◆ **Items**
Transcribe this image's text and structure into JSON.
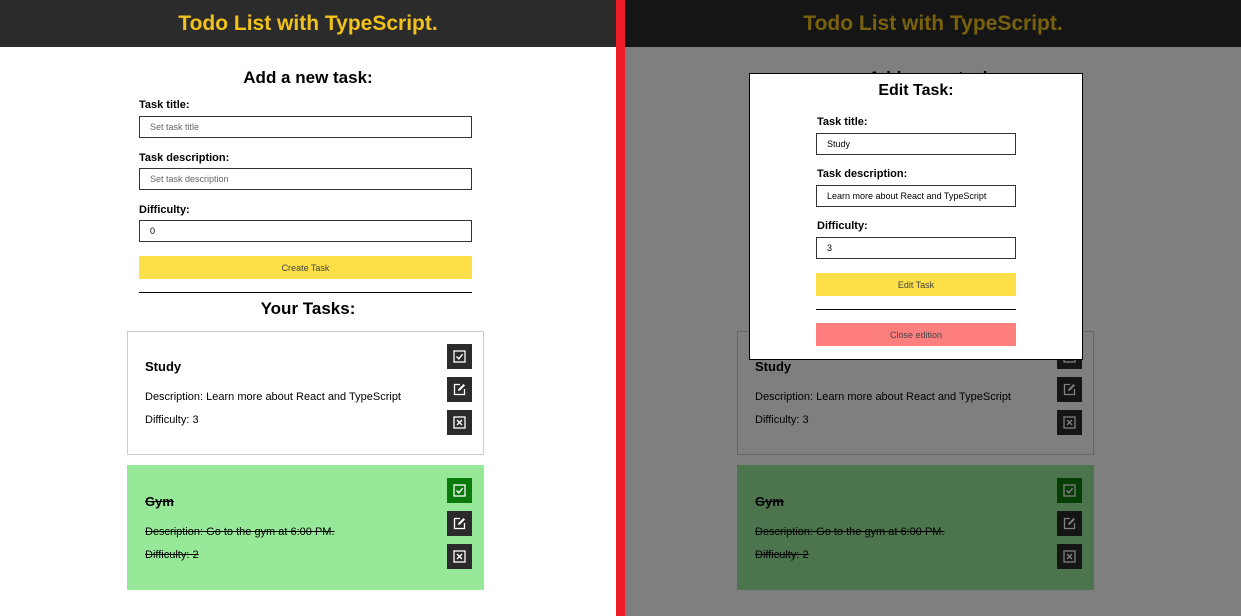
{
  "app": {
    "title": "Todo List with TypeScript."
  },
  "create_form": {
    "heading": "Add a new task:",
    "title_label": "Task title:",
    "title_placeholder": "Set task title",
    "description_label": "Task description:",
    "description_placeholder": "Set task description",
    "difficulty_label": "Difficulty:",
    "difficulty_value": "0",
    "submit_label": "Create Task"
  },
  "tasks_heading": "Your Tasks:",
  "tasks": [
    {
      "title": "Study",
      "description": "Description: Learn more about React and TypeScript",
      "difficulty": "Difficulty: 3",
      "done": false
    },
    {
      "title": "Gym",
      "description": "Description: Go to the gym at 6:00 PM.",
      "difficulty": "Difficulty: 2",
      "done": true
    }
  ],
  "edit_modal": {
    "heading": "Edit Task:",
    "title_label": "Task title:",
    "title_value": "Study",
    "description_label": "Task description:",
    "description_value": "Learn more about React and TypeScript",
    "difficulty_label": "Difficulty:",
    "difficulty_value": "3",
    "submit_label": "Edit Task",
    "close_label": "Close edition"
  },
  "colors": {
    "header_bg": "#2b2b2b",
    "title_text": "#f1c21b",
    "primary_button": "#fddf47",
    "done_card": "#98e89a",
    "done_check": "#0a7a0a",
    "close_button": "#ff7f7f",
    "divider": "#ee1c25"
  },
  "icons": {
    "complete": "checkbox-icon",
    "edit": "edit-icon",
    "delete": "delete-icon"
  }
}
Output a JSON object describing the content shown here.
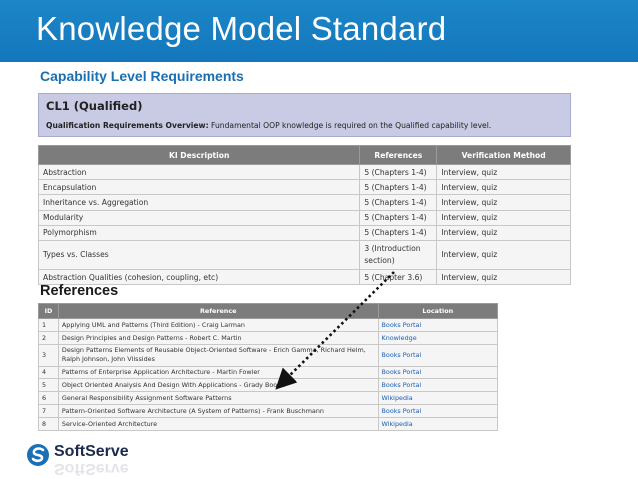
{
  "slide": {
    "title": "Knowledge Model Standard",
    "section_capability": "Capability Level Requirements",
    "section_references": "References"
  },
  "level": {
    "name": "CL1 (Qualified)",
    "overview_label": "Qualification Requirements Overview:",
    "overview_text": " Fundamental OOP knowledge is required on the Qualified capability level."
  },
  "ki_table": {
    "headers": [
      "KI Description",
      "References",
      "Verification Method"
    ],
    "rows": [
      {
        "description": "Abstraction",
        "references": "5 (Chapters 1-4)",
        "method": "Interview, quiz"
      },
      {
        "description": "Encapsulation",
        "references": "5 (Chapters 1-4)",
        "method": "Interview, quiz"
      },
      {
        "description": "Inheritance vs. Aggregation",
        "references": "5 (Chapters 1-4)",
        "method": "Interview, quiz"
      },
      {
        "description": "Modularity",
        "references": "5 (Chapters 1-4)",
        "method": "Interview, quiz"
      },
      {
        "description": "Polymorphism",
        "references": "5 (Chapters 1-4)",
        "method": "Interview, quiz"
      },
      {
        "description": "Types vs. Classes",
        "references": "3 (Introduction section)",
        "method": "Interview, quiz"
      },
      {
        "description": "Abstraction Qualities (cohesion, coupling, etc)",
        "references": "5 (Chapter 3.6)",
        "method": "Interview, quiz"
      }
    ]
  },
  "ref_table": {
    "headers": [
      "ID",
      "Reference",
      "Location"
    ],
    "rows": [
      {
        "id": "1",
        "reference": "Applying UML and Patterns (Third Edition) - Craig Larman",
        "location": "Books Portal"
      },
      {
        "id": "2",
        "reference": "Design Principles and Design Patterns - Robert C. Martin",
        "location": "Knowledge"
      },
      {
        "id": "3",
        "reference": "Design Patterns Elements of Reusable Object-Oriented Software - Erich Gamma, Richard Helm, Ralph Johnson, John Vlissides",
        "location": "Books Portal"
      },
      {
        "id": "4",
        "reference": "Patterns of Enterprise Application Architecture - Martin Fowler",
        "location": "Books Portal"
      },
      {
        "id": "5",
        "reference": "Object Oriented Analysis And Design With Applications - Grady Booch",
        "location": "Books Portal"
      },
      {
        "id": "6",
        "reference": "General Responsibility Assignment Software Patterns",
        "location": "Wikipedia"
      },
      {
        "id": "7",
        "reference": "Pattern-Oriented Software Architecture (A System of Patterns) - Frank Buschmann",
        "location": "Books Portal"
      },
      {
        "id": "8",
        "reference": "Service-Oriented Architecture",
        "location": "Wikipedia"
      }
    ]
  },
  "logo": {
    "name": "SoftServe"
  },
  "colors": {
    "title_bar": "#1477bb",
    "heading_blue": "#1a6fb0",
    "link_blue": "#1a5fb4",
    "header_gray": "#7c7c7c"
  }
}
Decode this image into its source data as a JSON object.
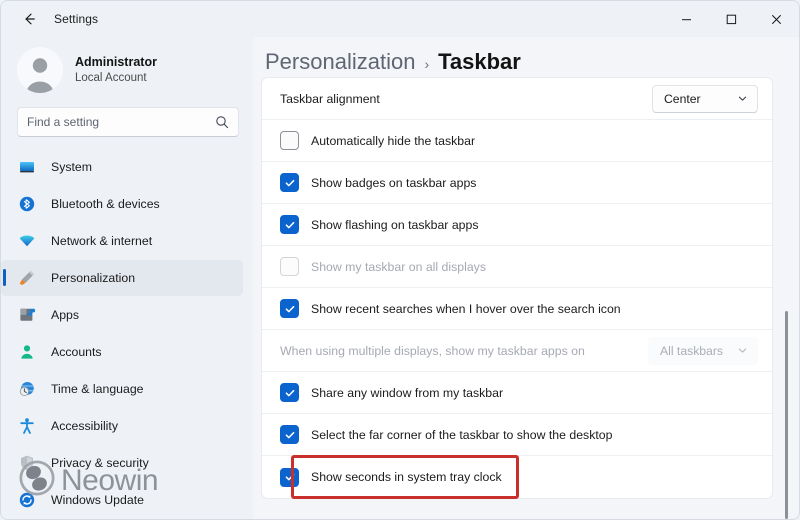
{
  "window": {
    "app_title": "Settings",
    "back_icon": "back-arrow-icon",
    "controls": {
      "minimize": "minimize-icon",
      "maximize": "maximize-icon",
      "close": "close-icon"
    }
  },
  "sidebar": {
    "account": {
      "name": "Administrator",
      "subtitle": "Local Account",
      "avatar_icon": "user-avatar-icon"
    },
    "search": {
      "placeholder": "Find a setting",
      "value": "",
      "icon": "search-icon"
    },
    "items": [
      {
        "label": "System",
        "icon": "monitor-icon",
        "active": false
      },
      {
        "label": "Bluetooth & devices",
        "icon": "bluetooth-icon",
        "active": false
      },
      {
        "label": "Network & internet",
        "icon": "wifi-icon",
        "active": false
      },
      {
        "label": "Personalization",
        "icon": "paintbrush-icon",
        "active": true
      },
      {
        "label": "Apps",
        "icon": "apps-icon",
        "active": false
      },
      {
        "label": "Accounts",
        "icon": "accounts-icon",
        "active": false
      },
      {
        "label": "Time & language",
        "icon": "clock-globe-icon",
        "active": false
      },
      {
        "label": "Accessibility",
        "icon": "accessibility-icon",
        "active": false
      },
      {
        "label": "Privacy & security",
        "icon": "shield-icon",
        "active": false
      },
      {
        "label": "Windows Update",
        "icon": "update-icon",
        "active": false
      }
    ],
    "watermark": {
      "text": "Neowin",
      "icon": "neowin-logo-icon"
    }
  },
  "main": {
    "breadcrumb": {
      "parent": "Personalization",
      "separator": "›",
      "current": "Taskbar"
    },
    "rows": [
      {
        "label": "Taskbar alignment",
        "control": "dropdown",
        "value": "Center",
        "disabled": false,
        "highlighted": false
      },
      {
        "label": "Automatically hide the taskbar",
        "control": "checkbox",
        "checked": false,
        "disabled": false,
        "highlighted": false
      },
      {
        "label": "Show badges on taskbar apps",
        "control": "checkbox",
        "checked": true,
        "disabled": false,
        "highlighted": false
      },
      {
        "label": "Show flashing on taskbar apps",
        "control": "checkbox",
        "checked": true,
        "disabled": false,
        "highlighted": false
      },
      {
        "label": "Show my taskbar on all displays",
        "control": "checkbox",
        "checked": false,
        "disabled": true,
        "highlighted": false
      },
      {
        "label": "Show recent searches when I hover over the search icon",
        "control": "checkbox",
        "checked": true,
        "disabled": false,
        "highlighted": false
      },
      {
        "label": "When using multiple displays, show my taskbar apps on",
        "control": "dropdown",
        "value": "All taskbars",
        "disabled": true,
        "highlighted": false
      },
      {
        "label": "Share any window from my taskbar",
        "control": "checkbox",
        "checked": true,
        "disabled": false,
        "highlighted": false
      },
      {
        "label": "Select the far corner of the taskbar to show the desktop",
        "control": "checkbox",
        "checked": true,
        "disabled": false,
        "highlighted": false
      },
      {
        "label": "Show seconds in system tray clock",
        "control": "checkbox",
        "checked": true,
        "disabled": false,
        "highlighted": true
      }
    ],
    "scrollbar": {
      "thumb_top_pct": 52,
      "thumb_height_pct": 48
    }
  },
  "colors": {
    "accent": "#0b63ce",
    "highlight": "#c9302c",
    "sidebar_bg": "#eef2f7",
    "card_bg": "#ffffff",
    "active_nav_bar": "#0f5fc2"
  }
}
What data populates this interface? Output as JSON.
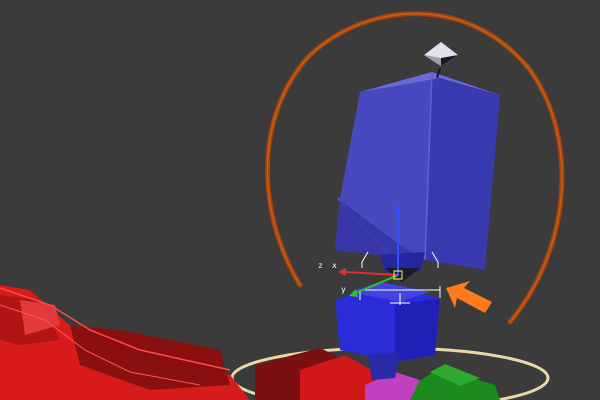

◆ **Description of the task**
Every record above should be written out again without change, except that the pictures are left out.

◆ **Result of the task**
Transcribe this image's text and structure into JSON.
{
  "app": {
    "title": "Todo List with TypeScript."
  },
  "create_form": {
    "heading": "Add a new task:",
    "title_label": "Task title:",
    "title_placeholder": "Set task title",
    "description_label": "Task description:",
    "description_placeholder": "Set task description",
    "difficulty_label": "Difficulty:",
    "difficulty_value": "0",
    "submit_label": "Create Task"
  },
  "tasks_heading": "Your Tasks:",
  "tasks": [
    {
      "title": "Study",
      "description": "Description: Learn more about React and TypeScript",
      "difficulty": "Difficulty: 3",
      "done": false
    },
    {
      "title": "Gym",
      "description": "Description: Go to the gym at 6:00 PM.",
      "difficulty": "Difficulty: 2",
      "done": true
    }
  ],
  "edit_modal": {
    "heading": "Edit Task:",
    "title_label": "Task title:",
    "title_value": "Study",
    "description_label": "Task description:",
    "description_value": "Learn more about React and TypeScript",
    "difficulty_label": "Difficulty:",
    "difficulty_value": "3",
    "submit_label": "Edit Task",
    "close_label": "Close edition"
  },
  "colors": {
    "header_bg": "#2b2b2b",
    "title_text": "#f1c21b",
    "primary_button": "#fddf47",
    "done_card": "#98e89a",
    "done_check": "#0a7a0a",
    "close_button": "#ff7f7f",
    "divider": "#ee1c25"
  },
  "icons": {
    "complete": "checkbox-icon",
    "edit": "edit-icon",
    "delete": "delete-icon"
  }
}
Output a JSON object describing the content shown here.
{
  "slide": {
    "title": "Knowledge Model Standard",
    "section_capability": "Capability Level Requirements",
    "section_references": "References"
  },
  "level": {
    "name": "CL1 (Qualified)",
    "overview_label": "Qualification Requirements Overview:",
    "overview_text": " Fundamental OOP knowledge is required on the Qualified capability level."
  },
  "ki_table": {
    "headers": [
      "KI Description",
      "References",
      "Verification Method"
    ],
    "rows": [
      {
        "description": "Abstraction",
        "references": "5 (Chapters 1-4)",
        "method": "Interview, quiz"
      },
      {
        "description": "Encapsulation",
        "references": "5 (Chapters 1-4)",
        "method": "Interview, quiz"
      },
      {
        "description": "Inheritance vs. Aggregation",
        "references": "5 (Chapters 1-4)",
        "method": "Interview, quiz"
      },
      {
        "description": "Modularity",
        "references": "5 (Chapters 1-4)",
        "method": "Interview, quiz"
      },
      {
        "description": "Polymorphism",
        "references": "5 (Chapters 1-4)",
        "method": "Interview, quiz"
      },
      {
        "description": "Types vs. Classes",
        "references": "3 (Introduction section)",
        "method": "Interview, quiz"
      },
      {
        "description": "Abstraction Qualities (cohesion, coupling, etc)",
        "references": "5 (Chapter 3.6)",
        "method": "Interview, quiz"
      }
    ]
  },
  "ref_table": {
    "headers": [
      "ID",
      "Reference",
      "Location"
    ],
    "rows": [
      {
        "id": "1",
        "reference": "Applying UML and Patterns (Third Edition) - Craig Larman",
        "location": "Books Portal"
      },
      {
        "id": "2",
        "reference": "Design Principles and Design Patterns - Robert C. Martin",
        "location": "Knowledge"
      },
      {
        "id": "3",
        "reference": "Design Patterns Elements of Reusable Object-Oriented Software - Erich Gamma, Richard Helm, Ralph Johnson, John Vlissides",
        "location": "Books Portal"
      },
      {
        "id": "4",
        "reference": "Patterns of Enterprise Application Architecture - Martin Fowler",
        "location": "Books Portal"
      },
      {
        "id": "5",
        "reference": "Object Oriented Analysis And Design With Applications - Grady Booch",
        "location": "Books Portal"
      },
      {
        "id": "6",
        "reference": "General Responsibility Assignment Software Patterns",
        "location": "Wikipedia"
      },
      {
        "id": "7",
        "reference": "Pattern-Oriented Software Architecture (A System of Patterns) - Frank Buschmann",
        "location": "Books Portal"
      },
      {
        "id": "8",
        "reference": "Service-Oriented Architecture",
        "location": "Wikipedia"
      }
    ]
  },
  "logo": {
    "name": "SoftServe"
  },
  "colors": {
    "title_bar": "#1477bb",
    "heading_blue": "#1a6fb0",
    "link_blue": "#1a5fb4",
    "header_gray": "#7c7c7c"
  }
}
Decode this image into its source data as a JSON object.
{
  "window": {
    "app_title": "Settings",
    "back_icon": "back-arrow-icon",
    "controls": {
      "minimize": "minimize-icon",
      "maximize": "maximize-icon",
      "close": "close-icon"
    }
  },
  "sidebar": {
    "account": {
      "name": "Administrator",
      "subtitle": "Local Account",
      "avatar_icon": "user-avatar-icon"
    },
    "search": {
      "placeholder": "Find a setting",
      "value": "",
      "icon": "search-icon"
    },
    "items": [
      {
        "label": "System",
        "icon": "monitor-icon",
        "active": false
      },
      {
        "label": "Bluetooth & devices",
        "icon": "bluetooth-icon",
        "active": false
      },
      {
        "label": "Network & internet",
        "icon": "wifi-icon",
        "active": false
      },
      {
        "label": "Personalization",
        "icon": "paintbrush-icon",
        "active": true
      },
      {
        "label": "Apps",
        "icon": "apps-icon",
        "active": false
      },
      {
        "label": "Accounts",
        "icon": "accounts-icon",
        "active": false
      },
      {
        "label": "Time & language",
        "icon": "clock-globe-icon",
        "active": false
      },
      {
        "label": "Accessibility",
        "icon": "accessibility-icon",
        "active": false
      },
      {
        "label": "Privacy & security",
        "icon": "shield-icon",
        "active": false
      },
      {
        "label": "Windows Update",
        "icon": "update-icon",
        "active": false
      }
    ],
    "watermark": {
      "text": "Neowin",
      "icon": "neowin-logo-icon"
    }
  },
  "main": {
    "breadcrumb": {
      "parent": "Personalization",
      "separator": "›",
      "current": "Taskbar"
    },
    "rows": [
      {
        "label": "Taskbar alignment",
        "control": "dropdown",
        "value": "Center",
        "disabled": false,
        "highlighted": false
      },
      {
        "label": "Automatically hide the taskbar",
        "control": "checkbox",
        "checked": false,
        "disabled": false,
        "highlighted": false
      },
      {
        "label": "Show badges on taskbar apps",
        "control": "checkbox",
        "checked": true,
        "disabled": false,
        "highlighted": false
      },
      {
        "label": "Show flashing on taskbar apps",
        "control": "checkbox",
        "checked": true,
        "disabled": false,
        "highlighted": false
      },
      {
        "label": "Show my taskbar on all displays",
        "control": "checkbox",
        "checked": false,
        "disabled": true,
        "highlighted": false
      },
      {
        "label": "Show recent searches when I hover over the search icon",
        "control": "checkbox",
        "checked": true,
        "disabled": false,
        "highlighted": false
      },
      {
        "label": "When using multiple displays, show my taskbar apps on",
        "control": "dropdown",
        "value": "All taskbars",
        "disabled": true,
        "highlighted": false
      },
      {
        "label": "Share any window from my taskbar",
        "control": "checkbox",
        "checked": true,
        "disabled": false,
        "highlighted": false
      },
      {
        "label": "Select the far corner of the taskbar to show the desktop",
        "control": "checkbox",
        "checked": true,
        "disabled": false,
        "highlighted": false
      },
      {
        "label": "Show seconds in system tray clock",
        "control": "checkbox",
        "checked": true,
        "disabled": false,
        "highlighted": true
      }
    ],
    "scrollbar": {
      "thumb_top_pct": 52,
      "thumb_height_pct": 48
    }
  },
  "colors": {
    "accent": "#0b63ce",
    "highlight": "#c9302c",
    "sidebar_bg": "#eef2f7",
    "card_bg": "#ffffff",
    "active_nav_bar": "#0f5fc2"
  }
}
What data populates this interface? Output as JSON.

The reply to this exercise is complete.